START THE RECORDS

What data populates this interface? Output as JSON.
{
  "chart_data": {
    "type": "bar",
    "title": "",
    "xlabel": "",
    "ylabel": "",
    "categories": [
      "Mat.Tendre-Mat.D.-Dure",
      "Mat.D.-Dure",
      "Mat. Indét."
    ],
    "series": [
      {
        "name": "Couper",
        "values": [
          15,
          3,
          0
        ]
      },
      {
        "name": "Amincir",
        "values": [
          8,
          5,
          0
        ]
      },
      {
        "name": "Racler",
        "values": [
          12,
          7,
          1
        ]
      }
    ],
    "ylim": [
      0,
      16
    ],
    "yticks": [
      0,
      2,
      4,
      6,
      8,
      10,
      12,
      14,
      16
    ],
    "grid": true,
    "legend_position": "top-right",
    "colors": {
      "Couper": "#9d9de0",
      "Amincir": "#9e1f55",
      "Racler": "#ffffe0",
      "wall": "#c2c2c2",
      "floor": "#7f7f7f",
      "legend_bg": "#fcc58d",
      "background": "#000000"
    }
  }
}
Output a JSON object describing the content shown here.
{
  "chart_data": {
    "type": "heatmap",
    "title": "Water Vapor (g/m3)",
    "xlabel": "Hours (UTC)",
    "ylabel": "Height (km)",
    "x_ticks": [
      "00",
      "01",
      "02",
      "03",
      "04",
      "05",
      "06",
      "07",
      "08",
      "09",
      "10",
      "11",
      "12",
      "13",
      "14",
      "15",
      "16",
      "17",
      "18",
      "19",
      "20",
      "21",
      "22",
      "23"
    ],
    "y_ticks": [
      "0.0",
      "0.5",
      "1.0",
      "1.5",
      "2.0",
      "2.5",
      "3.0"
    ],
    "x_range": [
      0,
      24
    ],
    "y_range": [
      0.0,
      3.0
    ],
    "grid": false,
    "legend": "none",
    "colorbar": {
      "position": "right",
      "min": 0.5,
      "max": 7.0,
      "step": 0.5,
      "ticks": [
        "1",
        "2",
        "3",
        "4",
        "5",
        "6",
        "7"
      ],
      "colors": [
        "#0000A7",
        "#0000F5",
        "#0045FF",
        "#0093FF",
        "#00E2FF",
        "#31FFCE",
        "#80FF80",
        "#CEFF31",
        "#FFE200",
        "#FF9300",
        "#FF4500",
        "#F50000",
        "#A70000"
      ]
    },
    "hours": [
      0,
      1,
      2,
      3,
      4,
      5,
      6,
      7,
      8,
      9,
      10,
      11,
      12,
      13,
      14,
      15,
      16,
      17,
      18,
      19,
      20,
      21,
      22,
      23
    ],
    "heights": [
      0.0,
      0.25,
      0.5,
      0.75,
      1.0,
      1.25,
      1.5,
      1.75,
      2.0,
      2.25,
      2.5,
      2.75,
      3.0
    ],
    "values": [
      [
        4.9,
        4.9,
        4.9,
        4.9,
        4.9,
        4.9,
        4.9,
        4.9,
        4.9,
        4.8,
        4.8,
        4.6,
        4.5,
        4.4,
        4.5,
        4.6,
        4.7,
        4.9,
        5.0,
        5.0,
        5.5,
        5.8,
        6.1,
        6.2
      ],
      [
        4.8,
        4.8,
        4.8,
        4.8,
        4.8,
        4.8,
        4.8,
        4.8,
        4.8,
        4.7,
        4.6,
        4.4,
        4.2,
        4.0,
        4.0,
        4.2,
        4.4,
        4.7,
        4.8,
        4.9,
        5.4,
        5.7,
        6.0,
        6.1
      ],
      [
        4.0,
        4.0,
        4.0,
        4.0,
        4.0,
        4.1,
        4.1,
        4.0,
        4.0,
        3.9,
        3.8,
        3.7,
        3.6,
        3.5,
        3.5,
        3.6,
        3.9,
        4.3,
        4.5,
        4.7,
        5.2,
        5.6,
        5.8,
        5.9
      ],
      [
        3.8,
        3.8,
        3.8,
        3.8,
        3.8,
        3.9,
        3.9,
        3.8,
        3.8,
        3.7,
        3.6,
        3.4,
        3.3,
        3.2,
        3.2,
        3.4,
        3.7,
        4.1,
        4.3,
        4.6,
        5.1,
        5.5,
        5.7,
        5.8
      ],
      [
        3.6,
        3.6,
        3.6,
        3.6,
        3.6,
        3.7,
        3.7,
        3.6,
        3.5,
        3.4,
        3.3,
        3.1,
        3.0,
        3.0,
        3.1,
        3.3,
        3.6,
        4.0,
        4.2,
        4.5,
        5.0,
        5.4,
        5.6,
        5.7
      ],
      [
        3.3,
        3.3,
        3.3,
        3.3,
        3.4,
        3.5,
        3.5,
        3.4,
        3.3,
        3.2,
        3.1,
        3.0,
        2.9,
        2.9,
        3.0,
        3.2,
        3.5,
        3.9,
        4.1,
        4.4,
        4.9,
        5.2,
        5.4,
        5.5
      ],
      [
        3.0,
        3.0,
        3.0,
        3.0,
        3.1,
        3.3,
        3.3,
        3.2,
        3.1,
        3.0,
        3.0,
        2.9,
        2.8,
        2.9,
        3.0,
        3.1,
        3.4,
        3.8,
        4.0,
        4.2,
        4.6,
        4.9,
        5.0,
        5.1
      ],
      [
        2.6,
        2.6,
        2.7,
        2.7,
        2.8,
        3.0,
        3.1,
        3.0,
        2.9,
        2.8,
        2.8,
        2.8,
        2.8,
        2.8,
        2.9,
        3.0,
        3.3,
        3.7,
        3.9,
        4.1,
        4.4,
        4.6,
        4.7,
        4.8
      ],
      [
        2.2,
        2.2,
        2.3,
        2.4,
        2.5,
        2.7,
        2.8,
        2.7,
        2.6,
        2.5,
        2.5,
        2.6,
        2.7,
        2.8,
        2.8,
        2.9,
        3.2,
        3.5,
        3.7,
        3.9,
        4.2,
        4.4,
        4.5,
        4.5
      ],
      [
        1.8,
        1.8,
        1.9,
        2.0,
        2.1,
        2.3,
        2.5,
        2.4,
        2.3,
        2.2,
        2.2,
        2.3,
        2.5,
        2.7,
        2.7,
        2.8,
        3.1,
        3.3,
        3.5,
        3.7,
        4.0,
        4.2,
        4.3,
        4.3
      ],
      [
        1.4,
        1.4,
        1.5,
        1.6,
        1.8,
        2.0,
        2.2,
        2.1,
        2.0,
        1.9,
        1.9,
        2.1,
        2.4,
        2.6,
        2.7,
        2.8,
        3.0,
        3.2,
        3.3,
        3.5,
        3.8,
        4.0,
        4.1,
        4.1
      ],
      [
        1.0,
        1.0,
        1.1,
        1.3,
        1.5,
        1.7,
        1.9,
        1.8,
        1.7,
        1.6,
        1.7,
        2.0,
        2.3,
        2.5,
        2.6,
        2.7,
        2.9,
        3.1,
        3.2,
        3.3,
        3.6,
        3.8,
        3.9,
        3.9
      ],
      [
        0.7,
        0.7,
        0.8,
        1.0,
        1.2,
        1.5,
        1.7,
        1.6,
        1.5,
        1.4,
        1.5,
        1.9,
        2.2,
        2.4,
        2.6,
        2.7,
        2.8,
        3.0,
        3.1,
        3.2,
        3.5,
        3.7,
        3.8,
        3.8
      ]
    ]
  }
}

END THE RECORDS

DIRECTION: From the listing above, pick out each line where the word "name" appears.

RESULT BELOW:
        "name": "Couper",
        "name": "Amincir",
        "name": "Racler",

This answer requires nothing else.